Say how many lines in the data below contain the word "name", and give no other text.
[Begin]
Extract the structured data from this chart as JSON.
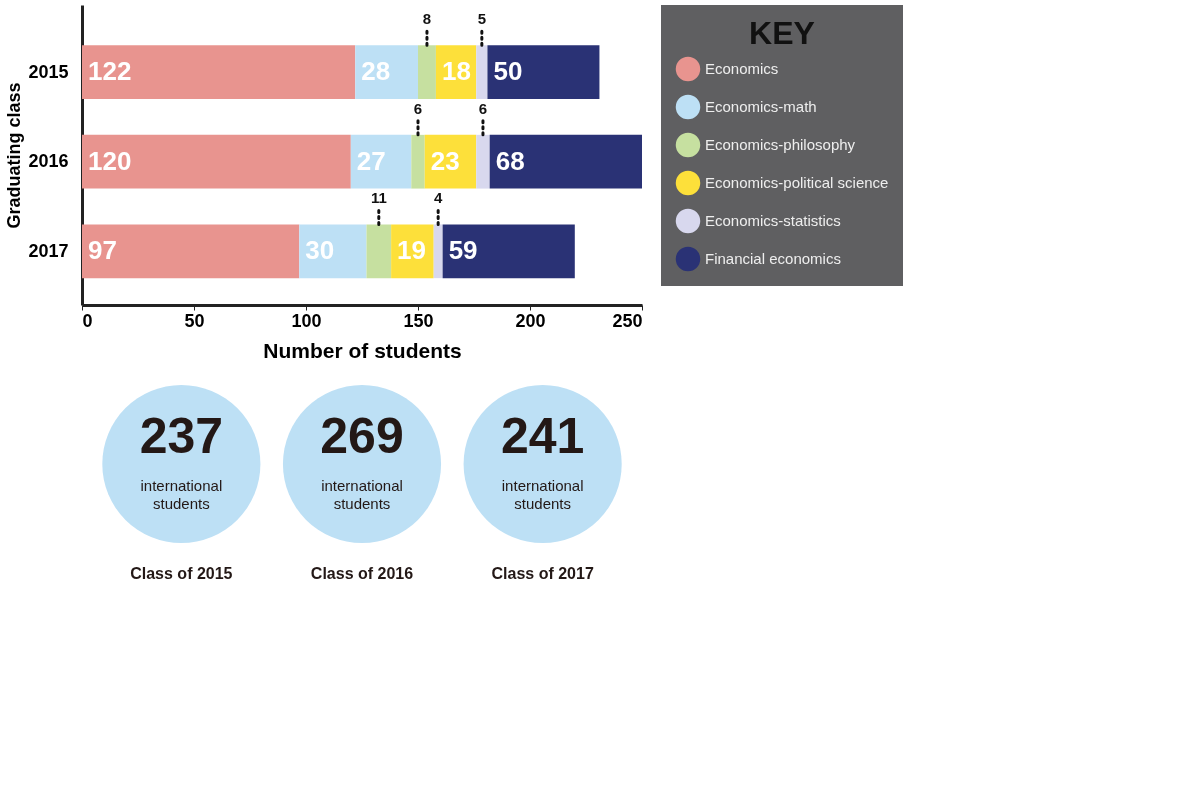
{
  "chart_data": [
    {
      "type": "bar",
      "orientation": "horizontal",
      "stacked": true,
      "categories": [
        "2015",
        "2016",
        "2017"
      ],
      "series": [
        {
          "name": "Economics",
          "color": "#e8948f",
          "values": [
            122,
            120,
            97
          ]
        },
        {
          "name": "Economics-math",
          "color": "#bde0f5",
          "values": [
            28,
            27,
            30
          ]
        },
        {
          "name": "Economics-philosophy",
          "color": "#c6e0a0",
          "values": [
            8,
            6,
            11
          ]
        },
        {
          "name": "Economics-political science",
          "color": "#fde03a",
          "values": [
            18,
            23,
            19
          ]
        },
        {
          "name": "Economics-statistics",
          "color": "#d8d8ee",
          "values": [
            5,
            6,
            4
          ]
        },
        {
          "name": "Financial economics",
          "color": "#2a3275",
          "values": [
            50,
            68,
            59
          ]
        }
      ],
      "xlim": [
        0,
        250
      ],
      "xticks": [
        0,
        50,
        100,
        150,
        200,
        250
      ],
      "xlabel": "Number of students",
      "ylabel": "Graduating class",
      "legend_title": "KEY",
      "legend": "right",
      "data_labels": true,
      "grid": false
    },
    {
      "type": "other",
      "categories": [
        "Class of 2015",
        "Class of 2016",
        "Class of 2017"
      ],
      "values": [
        237,
        269,
        241
      ],
      "color": "#bde0f5",
      "data_labels": true,
      "annotations": [
        "international students",
        "international students",
        "international students"
      ]
    }
  ]
}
[End]
CORRECT RESULT = 6